## [Objective]
Please copy every line of the items below word for word, leaving the pictures out of your answer.

— Start —

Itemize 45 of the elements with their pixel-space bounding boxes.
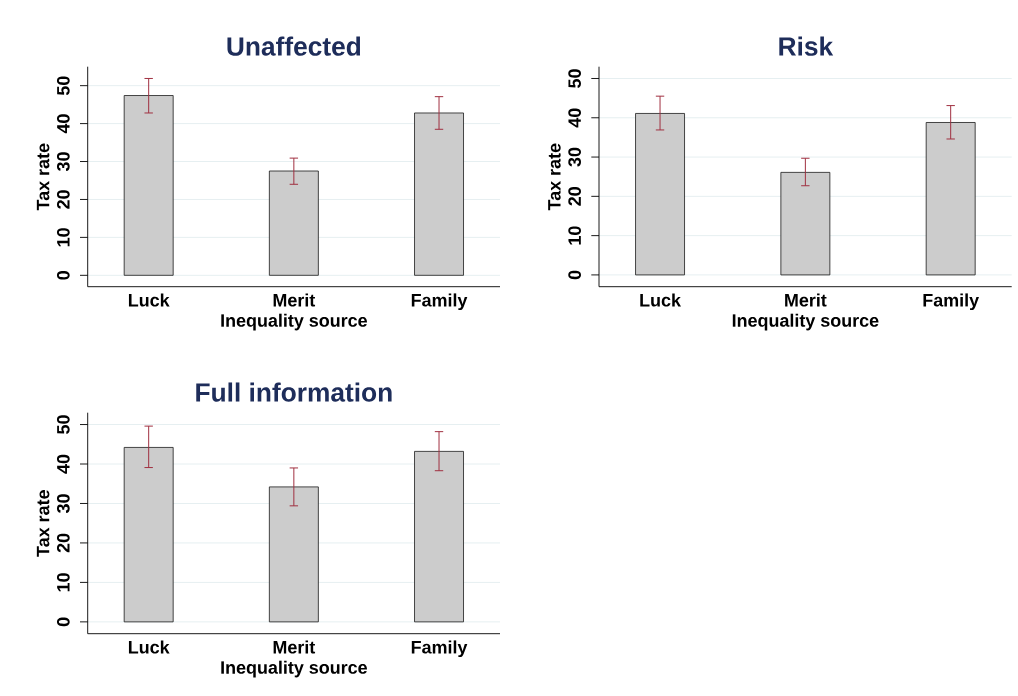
bar	[414, 450, 464, 623]
y-tick-label: 0	[56, 617, 70, 627]
y-tick-label: 30	[568, 147, 582, 167]
y-tick-label: 30	[56, 152, 70, 172]
x-tick-label: Luck	[128, 293, 170, 307]
bar	[780, 171, 831, 276]
x-tick-label: Family	[923, 293, 979, 311]
bar	[268, 170, 319, 276]
bar	[635, 113, 685, 276]
x-axis-title: Inequality source	[221, 313, 367, 331]
chart-title: Full information	[196, 382, 392, 402]
chart-title: Risk	[779, 36, 834, 56]
x-tick-label: Family	[411, 640, 468, 658]
x-axis-title: Inequality source	[732, 313, 879, 331]
chart-title: Unaffected	[227, 36, 361, 56]
x-tick-label: Merit	[273, 640, 316, 654]
bar	[123, 95, 174, 276]
y-tick-label: 0	[568, 270, 581, 280]
y-tick-label: 20	[56, 190, 70, 209]
y-axis-title: Tax rate	[36, 490, 50, 557]
y-tick-label: 40	[56, 114, 70, 134]
y-tick-label: 10	[568, 226, 581, 245]
y-tick-label: 10	[56, 228, 70, 247]
y-tick-label: 30	[56, 494, 70, 514]
y-tick-label: 50	[56, 415, 70, 434]
bar	[414, 112, 464, 276]
bar	[123, 447, 174, 623]
bar	[925, 122, 976, 276]
y-tick-label: 0	[56, 271, 70, 280]
y-tick-label: 20	[568, 187, 581, 206]
y-tick-label: 10	[56, 573, 70, 592]
x-tick-label: Luck	[128, 640, 170, 654]
y-tick-label: 40	[56, 454, 70, 474]
y-tick-label: 40	[568, 108, 581, 128]
bar	[268, 486, 319, 623]
y-axis-title: Tax rate	[36, 143, 50, 211]
y-tick-label: 50	[56, 76, 70, 96]
y-tick-label: 50	[568, 69, 581, 88]
x-axis-title: Inequality source	[221, 660, 367, 678]
x-tick-label: Merit	[785, 293, 827, 307]
x-tick-label: Family	[411, 293, 468, 311]
y-tick-label: 20	[56, 533, 70, 553]
y-axis-title: Tax rate	[548, 143, 561, 211]
x-tick-label: Merit	[273, 293, 316, 307]
x-tick-label: Luck	[640, 293, 681, 307]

— End —

## [The solution]
Itemize 45 of the elements with their pixel-space bounding boxes.
bar	[414, 450, 464, 623]
y-tick-label: 0	[56, 617, 70, 627]
y-tick-label: 30	[568, 147, 582, 167]
y-tick-label: 30	[56, 152, 70, 172]
x-tick-label: Luck	[128, 293, 170, 307]
bar	[780, 171, 831, 276]
x-tick-label: Family	[923, 293, 979, 311]
bar	[268, 170, 319, 276]
bar	[635, 113, 685, 276]
x-axis-title: Inequality source	[221, 313, 367, 331]
chart-title: Full information	[196, 382, 392, 402]
chart-title: Risk	[779, 36, 834, 56]
x-tick-label: Family	[411, 640, 468, 658]
x-axis-title: Inequality source	[732, 313, 879, 331]
chart-title: Unaffected	[227, 36, 361, 56]
x-tick-label: Merit	[273, 640, 316, 654]
bar	[123, 95, 174, 276]
y-tick-label: 0	[568, 270, 581, 280]
y-tick-label: 20	[56, 190, 70, 209]
y-axis-title: Tax rate	[36, 490, 50, 557]
y-tick-label: 40	[56, 114, 70, 134]
y-tick-label: 10	[568, 226, 581, 245]
y-tick-label: 10	[56, 228, 70, 247]
y-tick-label: 30	[56, 494, 70, 514]
y-tick-label: 50	[56, 415, 70, 434]
bar	[414, 112, 464, 276]
bar	[123, 447, 174, 623]
bar	[925, 122, 976, 276]
y-tick-label: 0	[56, 271, 70, 280]
y-tick-label: 20	[568, 187, 581, 206]
y-tick-label: 10	[56, 573, 70, 592]
x-tick-label: Luck	[128, 640, 170, 654]
y-tick-label: 40	[56, 454, 70, 474]
y-tick-label: 40	[568, 108, 581, 128]
bar	[268, 486, 319, 623]
y-axis-title: Tax rate	[36, 143, 50, 211]
y-tick-label: 50	[56, 76, 70, 96]
y-tick-label: 50	[568, 69, 581, 88]
x-axis-title: Inequality source	[221, 660, 367, 678]
x-tick-label: Merit	[785, 293, 827, 307]
x-tick-label: Family	[411, 293, 468, 311]
y-tick-label: 20	[56, 533, 70, 553]
y-axis-title: Tax rate	[548, 143, 561, 211]
x-tick-label: Merit	[273, 293, 316, 307]
x-tick-label: Luck	[640, 293, 681, 307]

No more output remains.